** begin Recorded data **
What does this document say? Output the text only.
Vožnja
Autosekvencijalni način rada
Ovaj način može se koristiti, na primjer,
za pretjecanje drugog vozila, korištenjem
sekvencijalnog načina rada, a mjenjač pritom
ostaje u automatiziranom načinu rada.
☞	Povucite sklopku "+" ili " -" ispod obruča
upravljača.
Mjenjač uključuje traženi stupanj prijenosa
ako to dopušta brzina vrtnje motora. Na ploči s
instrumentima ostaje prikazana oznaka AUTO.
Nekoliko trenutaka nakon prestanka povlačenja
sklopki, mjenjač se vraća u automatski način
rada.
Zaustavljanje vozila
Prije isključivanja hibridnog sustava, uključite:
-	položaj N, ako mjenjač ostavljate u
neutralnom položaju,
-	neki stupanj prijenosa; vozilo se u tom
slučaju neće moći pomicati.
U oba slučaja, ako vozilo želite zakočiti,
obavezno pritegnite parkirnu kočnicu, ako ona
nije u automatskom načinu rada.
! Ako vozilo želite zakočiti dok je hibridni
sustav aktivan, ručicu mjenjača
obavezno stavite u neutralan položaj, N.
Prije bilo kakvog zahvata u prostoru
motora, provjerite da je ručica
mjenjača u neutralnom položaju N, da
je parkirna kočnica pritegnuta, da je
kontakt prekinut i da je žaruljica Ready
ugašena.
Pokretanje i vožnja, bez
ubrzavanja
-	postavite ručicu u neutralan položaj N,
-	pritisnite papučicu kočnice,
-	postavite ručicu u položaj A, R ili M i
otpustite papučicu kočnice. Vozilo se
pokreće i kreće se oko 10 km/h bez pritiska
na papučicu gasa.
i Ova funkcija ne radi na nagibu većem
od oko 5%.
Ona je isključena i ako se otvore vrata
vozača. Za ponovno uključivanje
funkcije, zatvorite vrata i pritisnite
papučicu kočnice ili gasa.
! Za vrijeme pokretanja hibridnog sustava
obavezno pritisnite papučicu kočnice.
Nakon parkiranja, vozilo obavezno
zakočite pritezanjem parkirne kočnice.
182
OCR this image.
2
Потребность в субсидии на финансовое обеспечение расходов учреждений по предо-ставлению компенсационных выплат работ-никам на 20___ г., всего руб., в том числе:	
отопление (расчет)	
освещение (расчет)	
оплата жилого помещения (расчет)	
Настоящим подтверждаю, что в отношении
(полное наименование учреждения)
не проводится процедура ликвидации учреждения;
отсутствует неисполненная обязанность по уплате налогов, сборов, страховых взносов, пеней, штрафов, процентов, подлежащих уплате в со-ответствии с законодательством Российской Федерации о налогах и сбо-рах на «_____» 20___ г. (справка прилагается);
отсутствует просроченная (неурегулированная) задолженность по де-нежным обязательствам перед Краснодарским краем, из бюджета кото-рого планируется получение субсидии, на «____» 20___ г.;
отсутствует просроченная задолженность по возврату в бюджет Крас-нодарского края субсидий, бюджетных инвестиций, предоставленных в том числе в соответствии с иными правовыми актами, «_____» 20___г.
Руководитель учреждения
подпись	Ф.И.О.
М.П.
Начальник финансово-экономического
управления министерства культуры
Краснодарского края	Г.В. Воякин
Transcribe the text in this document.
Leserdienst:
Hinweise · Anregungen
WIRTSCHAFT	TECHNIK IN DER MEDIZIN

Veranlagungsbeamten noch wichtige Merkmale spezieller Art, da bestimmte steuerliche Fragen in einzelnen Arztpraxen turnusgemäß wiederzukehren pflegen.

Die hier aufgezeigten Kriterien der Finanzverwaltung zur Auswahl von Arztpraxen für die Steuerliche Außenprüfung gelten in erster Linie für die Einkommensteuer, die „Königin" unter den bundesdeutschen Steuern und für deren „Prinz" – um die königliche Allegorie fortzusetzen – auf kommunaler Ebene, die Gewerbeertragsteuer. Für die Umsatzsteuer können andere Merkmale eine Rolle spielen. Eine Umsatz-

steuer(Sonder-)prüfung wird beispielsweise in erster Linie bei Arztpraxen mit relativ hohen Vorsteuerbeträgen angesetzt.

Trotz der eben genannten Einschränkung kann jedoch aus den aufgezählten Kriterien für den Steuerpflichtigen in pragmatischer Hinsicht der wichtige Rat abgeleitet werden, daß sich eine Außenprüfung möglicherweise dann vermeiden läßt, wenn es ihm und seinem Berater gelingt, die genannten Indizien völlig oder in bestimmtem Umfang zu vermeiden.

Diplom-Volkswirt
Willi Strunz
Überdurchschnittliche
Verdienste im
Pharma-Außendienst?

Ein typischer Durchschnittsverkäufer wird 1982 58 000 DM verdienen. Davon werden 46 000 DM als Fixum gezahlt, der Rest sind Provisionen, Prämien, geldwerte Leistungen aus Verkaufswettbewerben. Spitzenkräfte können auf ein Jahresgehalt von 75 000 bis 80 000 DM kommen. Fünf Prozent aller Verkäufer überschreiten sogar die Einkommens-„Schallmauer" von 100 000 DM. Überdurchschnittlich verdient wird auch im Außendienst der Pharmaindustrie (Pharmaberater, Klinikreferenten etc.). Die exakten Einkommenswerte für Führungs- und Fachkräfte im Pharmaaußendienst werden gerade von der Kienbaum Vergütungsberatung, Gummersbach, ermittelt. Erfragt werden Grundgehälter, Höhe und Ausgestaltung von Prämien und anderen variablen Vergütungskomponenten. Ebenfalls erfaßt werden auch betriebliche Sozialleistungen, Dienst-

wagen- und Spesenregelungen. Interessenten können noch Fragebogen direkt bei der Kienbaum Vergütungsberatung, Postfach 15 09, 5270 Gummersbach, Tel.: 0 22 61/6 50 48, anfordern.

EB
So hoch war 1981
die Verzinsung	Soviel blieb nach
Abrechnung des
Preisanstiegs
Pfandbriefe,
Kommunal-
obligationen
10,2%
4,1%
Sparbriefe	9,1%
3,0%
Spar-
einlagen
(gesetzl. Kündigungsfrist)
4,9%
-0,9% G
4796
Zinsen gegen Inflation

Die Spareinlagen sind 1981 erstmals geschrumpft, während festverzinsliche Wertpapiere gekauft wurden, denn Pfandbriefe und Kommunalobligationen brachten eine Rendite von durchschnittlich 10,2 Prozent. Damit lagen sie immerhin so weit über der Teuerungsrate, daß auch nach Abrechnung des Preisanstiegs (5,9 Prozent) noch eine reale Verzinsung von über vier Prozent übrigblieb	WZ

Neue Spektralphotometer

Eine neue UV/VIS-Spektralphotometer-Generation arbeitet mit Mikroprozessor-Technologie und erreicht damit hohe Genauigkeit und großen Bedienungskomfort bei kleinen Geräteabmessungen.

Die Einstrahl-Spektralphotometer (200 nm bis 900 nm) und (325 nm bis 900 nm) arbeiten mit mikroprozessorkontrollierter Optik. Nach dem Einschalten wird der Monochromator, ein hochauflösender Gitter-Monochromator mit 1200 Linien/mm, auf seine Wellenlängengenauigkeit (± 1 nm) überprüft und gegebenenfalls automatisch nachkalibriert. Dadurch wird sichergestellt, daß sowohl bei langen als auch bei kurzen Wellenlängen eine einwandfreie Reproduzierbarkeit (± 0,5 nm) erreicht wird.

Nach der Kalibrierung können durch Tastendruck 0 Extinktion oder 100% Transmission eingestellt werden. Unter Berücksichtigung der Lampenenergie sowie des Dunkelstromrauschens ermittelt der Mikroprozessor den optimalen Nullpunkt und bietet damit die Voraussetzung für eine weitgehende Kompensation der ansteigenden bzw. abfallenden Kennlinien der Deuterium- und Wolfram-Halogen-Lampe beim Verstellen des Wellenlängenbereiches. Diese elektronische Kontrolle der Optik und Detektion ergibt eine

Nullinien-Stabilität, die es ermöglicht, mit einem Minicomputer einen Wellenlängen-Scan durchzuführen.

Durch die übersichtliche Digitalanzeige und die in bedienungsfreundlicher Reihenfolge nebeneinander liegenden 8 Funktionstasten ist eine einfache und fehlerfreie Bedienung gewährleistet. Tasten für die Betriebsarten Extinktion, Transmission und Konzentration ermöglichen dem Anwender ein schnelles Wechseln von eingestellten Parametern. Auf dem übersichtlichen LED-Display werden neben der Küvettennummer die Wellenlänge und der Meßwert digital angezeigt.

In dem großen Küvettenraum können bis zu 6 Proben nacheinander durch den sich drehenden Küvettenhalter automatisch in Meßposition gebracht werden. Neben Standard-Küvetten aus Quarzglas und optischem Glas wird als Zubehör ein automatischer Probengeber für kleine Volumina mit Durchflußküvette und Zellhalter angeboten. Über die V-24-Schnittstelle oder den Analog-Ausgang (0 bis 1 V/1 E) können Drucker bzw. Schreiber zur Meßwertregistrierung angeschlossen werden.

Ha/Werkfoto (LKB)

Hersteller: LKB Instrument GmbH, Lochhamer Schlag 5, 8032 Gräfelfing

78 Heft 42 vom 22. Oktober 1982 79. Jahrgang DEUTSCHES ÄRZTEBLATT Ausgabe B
** end Recorded data **
What is expected. Give only the number of lines in the data that include the string "Extinktion".

Solution to this task. 2